◆ **WHAT NEEDS TO BE DONE**:
Will you print the material below without altering a single character?

(Dataset entries)
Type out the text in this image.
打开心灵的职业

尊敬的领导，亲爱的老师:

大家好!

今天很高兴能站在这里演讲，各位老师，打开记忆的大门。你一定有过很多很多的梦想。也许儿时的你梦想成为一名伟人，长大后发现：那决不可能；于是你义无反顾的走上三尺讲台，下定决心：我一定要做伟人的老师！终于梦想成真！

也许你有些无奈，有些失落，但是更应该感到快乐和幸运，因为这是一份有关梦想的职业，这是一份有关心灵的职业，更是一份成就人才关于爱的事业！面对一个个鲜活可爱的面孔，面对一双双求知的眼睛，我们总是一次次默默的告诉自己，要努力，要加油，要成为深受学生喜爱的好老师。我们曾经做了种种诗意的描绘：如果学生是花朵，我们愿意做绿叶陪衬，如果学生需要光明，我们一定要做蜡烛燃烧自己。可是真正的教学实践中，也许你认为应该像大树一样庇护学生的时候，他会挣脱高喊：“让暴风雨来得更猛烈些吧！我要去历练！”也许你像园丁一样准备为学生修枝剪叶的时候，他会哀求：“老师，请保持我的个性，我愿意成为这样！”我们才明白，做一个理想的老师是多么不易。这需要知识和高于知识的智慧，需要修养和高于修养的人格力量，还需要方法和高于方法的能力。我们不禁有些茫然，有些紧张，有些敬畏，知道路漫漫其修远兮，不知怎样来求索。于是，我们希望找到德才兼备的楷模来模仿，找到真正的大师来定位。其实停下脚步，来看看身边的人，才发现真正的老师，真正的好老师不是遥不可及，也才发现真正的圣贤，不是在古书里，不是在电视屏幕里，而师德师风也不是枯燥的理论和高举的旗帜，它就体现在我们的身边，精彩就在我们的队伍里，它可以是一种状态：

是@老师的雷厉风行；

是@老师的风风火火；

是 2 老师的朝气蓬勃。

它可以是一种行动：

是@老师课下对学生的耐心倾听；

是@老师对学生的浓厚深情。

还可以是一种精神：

◆ **RESULT OF THIS TASK**:
Type out the text in this image.
打开心灵的职业

尊敬的领导，亲爱的老师:

大家好!

今天很高兴能站在这里演讲，各位老师，打开记忆的大门。你一定有过很多很多的梦想。也许儿时的你梦想成为一名伟人，长大后发现：那决不可能；于是你义无反顾的走上三尺讲台，下定决心：我一定要做伟人的老师！终于梦想成真！

也许你有些无奈，有些失落，但是更应该感到快乐和幸运，因为这是一份有关梦想的职业，这是一份有关心灵的职业，更是一份成就人才关于爱的事业！面对一个个鲜活可爱的面孔，面对一双双求知的眼睛，我们总是一次次默默的告诉自己，要努力，要加油，要成为深受学生喜爱的好老师。我们曾经做了种种诗意的描绘：如果学生是花朵，我们愿意做绿叶陪衬，如果学生需要光明，我们一定要做蜡烛燃烧自己。可是真正的教学实践中，也许你认为应该像大树一样庇护学生的时候，他会挣脱高喊：“让暴风雨来得更猛烈些吧！我要去历练！”也许你像园丁一样准备为学生修枝剪叶的时候，他会哀求：“老师，请保持我的个性，我愿意成为这样！”我们才明白，做一个理想的老师是多么不易。这需要知识和高于知识的智慧，需要修养和高于修养的人格力量，还需要方法和高于方法的能力。我们不禁有些茫然，有些紧张，有些敬畏，知道路漫漫其修远兮，不知怎样来求索。于是，我们希望找到德才兼备的楷模来模仿，找到真正的大师来定位。其实停下脚步，来看看身边的人，才发现真正的老师，真正的好老师不是遥不可及，也才发现真正的圣贤，不是在古书里，不是在电视屏幕里，而师德师风也不是枯燥的理论和高举的旗帜，它就体现在我们的身边，精彩就在我们的队伍里，它可以是一种状态：

是@老师的雷厉风行；

是@老师的风风火火；

是 2 老师的朝气蓬勃。

它可以是一种行动：

是@老师课下对学生的耐心倾听；

是@老师对学生的浓厚深情。

还可以是一种精神：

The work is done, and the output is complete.